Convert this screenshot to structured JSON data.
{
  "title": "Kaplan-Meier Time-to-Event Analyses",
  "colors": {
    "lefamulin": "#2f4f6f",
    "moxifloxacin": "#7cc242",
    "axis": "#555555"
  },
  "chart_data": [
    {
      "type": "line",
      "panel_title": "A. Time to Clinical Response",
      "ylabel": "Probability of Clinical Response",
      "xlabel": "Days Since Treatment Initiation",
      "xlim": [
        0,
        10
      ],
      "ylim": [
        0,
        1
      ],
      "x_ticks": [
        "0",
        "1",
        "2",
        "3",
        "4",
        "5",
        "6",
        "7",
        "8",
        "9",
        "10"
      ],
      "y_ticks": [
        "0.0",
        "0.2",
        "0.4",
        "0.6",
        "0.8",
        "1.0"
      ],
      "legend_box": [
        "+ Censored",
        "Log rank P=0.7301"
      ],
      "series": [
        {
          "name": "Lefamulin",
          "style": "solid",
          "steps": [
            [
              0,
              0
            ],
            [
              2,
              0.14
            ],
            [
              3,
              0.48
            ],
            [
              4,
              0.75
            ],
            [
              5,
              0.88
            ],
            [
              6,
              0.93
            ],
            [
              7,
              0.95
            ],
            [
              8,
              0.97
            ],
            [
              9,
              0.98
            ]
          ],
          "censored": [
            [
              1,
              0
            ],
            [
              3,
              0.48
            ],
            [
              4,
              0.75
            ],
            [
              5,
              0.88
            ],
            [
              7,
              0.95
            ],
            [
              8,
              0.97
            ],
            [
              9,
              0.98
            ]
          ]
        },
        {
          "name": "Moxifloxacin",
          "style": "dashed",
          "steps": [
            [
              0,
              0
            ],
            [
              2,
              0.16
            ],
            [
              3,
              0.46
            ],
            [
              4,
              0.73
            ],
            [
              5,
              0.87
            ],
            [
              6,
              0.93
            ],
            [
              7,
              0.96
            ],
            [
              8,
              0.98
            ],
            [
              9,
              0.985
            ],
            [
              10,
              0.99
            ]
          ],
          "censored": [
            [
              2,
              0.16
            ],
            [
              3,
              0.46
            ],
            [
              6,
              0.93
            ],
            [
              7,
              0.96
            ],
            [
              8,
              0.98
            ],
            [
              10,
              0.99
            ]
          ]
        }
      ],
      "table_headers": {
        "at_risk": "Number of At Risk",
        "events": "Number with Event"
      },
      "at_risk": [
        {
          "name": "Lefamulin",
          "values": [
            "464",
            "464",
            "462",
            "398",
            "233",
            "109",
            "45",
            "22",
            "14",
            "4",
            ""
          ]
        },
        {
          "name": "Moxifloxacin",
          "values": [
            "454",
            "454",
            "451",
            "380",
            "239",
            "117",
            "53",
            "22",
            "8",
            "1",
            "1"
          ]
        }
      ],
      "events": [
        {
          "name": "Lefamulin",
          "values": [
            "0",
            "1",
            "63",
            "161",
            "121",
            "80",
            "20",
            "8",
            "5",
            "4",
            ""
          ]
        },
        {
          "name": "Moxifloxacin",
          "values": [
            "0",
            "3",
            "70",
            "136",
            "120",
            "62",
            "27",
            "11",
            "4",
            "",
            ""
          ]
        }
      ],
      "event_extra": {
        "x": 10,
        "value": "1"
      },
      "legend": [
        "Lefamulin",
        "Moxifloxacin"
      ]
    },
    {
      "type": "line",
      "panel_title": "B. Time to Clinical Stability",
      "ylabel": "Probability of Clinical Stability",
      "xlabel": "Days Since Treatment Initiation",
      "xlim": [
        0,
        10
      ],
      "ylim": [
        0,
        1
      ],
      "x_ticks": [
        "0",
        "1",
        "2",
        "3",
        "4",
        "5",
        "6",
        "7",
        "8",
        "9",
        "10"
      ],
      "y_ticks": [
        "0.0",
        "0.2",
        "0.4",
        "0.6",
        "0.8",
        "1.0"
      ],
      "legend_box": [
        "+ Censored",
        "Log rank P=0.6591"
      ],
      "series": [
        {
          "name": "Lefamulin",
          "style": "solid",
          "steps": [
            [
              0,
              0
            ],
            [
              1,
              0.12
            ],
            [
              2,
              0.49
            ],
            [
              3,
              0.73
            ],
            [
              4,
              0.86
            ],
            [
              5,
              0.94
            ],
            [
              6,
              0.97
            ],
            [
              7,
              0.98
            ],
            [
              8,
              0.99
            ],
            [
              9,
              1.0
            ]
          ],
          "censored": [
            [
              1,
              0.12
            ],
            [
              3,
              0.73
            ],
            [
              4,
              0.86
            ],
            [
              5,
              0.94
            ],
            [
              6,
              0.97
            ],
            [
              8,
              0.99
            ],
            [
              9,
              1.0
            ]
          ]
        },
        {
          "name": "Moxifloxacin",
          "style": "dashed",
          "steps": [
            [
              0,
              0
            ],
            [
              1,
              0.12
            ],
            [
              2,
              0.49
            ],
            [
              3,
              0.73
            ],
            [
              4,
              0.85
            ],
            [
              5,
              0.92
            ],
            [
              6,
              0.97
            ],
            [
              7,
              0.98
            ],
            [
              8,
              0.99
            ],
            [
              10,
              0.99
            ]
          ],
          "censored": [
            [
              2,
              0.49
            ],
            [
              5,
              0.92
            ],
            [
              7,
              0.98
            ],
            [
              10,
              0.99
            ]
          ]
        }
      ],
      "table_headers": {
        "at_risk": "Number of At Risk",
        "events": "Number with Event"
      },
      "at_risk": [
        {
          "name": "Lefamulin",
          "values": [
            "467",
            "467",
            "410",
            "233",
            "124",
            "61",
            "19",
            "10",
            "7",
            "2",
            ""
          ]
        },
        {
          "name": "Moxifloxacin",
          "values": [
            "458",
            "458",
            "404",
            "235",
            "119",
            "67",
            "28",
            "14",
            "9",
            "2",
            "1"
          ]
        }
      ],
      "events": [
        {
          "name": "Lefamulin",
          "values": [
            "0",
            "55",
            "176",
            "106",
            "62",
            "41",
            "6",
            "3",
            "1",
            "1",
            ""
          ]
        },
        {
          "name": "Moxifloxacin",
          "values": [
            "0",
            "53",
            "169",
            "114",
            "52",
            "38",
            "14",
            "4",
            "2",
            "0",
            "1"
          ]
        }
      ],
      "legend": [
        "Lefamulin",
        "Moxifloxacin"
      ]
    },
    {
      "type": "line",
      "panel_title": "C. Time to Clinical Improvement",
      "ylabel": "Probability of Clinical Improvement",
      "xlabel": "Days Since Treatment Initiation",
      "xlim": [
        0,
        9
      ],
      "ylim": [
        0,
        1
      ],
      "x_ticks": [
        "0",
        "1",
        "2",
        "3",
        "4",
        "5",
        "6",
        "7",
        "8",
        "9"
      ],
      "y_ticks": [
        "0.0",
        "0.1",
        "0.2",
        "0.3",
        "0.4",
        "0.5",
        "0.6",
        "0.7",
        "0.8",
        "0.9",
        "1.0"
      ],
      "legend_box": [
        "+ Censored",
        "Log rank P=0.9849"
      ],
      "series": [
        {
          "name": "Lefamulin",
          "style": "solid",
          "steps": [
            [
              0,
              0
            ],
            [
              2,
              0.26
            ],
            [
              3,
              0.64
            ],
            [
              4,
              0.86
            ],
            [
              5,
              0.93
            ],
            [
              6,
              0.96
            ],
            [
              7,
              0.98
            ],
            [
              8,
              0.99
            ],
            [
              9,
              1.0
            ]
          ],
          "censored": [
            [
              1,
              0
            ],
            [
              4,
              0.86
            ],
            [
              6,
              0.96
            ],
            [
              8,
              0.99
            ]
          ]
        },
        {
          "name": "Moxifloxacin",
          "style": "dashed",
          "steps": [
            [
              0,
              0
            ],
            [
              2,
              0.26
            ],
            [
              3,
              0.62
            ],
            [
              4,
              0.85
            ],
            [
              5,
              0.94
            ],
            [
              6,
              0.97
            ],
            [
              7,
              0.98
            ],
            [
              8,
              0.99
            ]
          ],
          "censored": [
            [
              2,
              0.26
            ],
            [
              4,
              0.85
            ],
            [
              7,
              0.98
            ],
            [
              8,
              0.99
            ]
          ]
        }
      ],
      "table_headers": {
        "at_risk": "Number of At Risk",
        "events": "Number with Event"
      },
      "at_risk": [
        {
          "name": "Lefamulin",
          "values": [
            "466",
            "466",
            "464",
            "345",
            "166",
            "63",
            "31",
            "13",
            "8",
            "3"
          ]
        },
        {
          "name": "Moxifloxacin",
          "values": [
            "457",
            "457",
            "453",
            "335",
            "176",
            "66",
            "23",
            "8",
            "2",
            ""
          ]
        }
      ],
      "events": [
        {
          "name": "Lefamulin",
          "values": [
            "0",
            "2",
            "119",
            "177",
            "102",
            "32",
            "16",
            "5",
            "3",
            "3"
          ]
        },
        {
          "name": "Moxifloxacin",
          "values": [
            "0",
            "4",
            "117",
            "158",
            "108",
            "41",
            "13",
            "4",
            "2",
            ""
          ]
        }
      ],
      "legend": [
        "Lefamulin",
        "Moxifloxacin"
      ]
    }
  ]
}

• **GOAL OF THE EXERCISE**
Find every line in the records that contains the word "Improvement"; copy those lines.

• **RESULT BELOW**
      "panel_title": "C. Time to Clinical Improvement",
      "ylabel": "Probability of Clinical Improvement",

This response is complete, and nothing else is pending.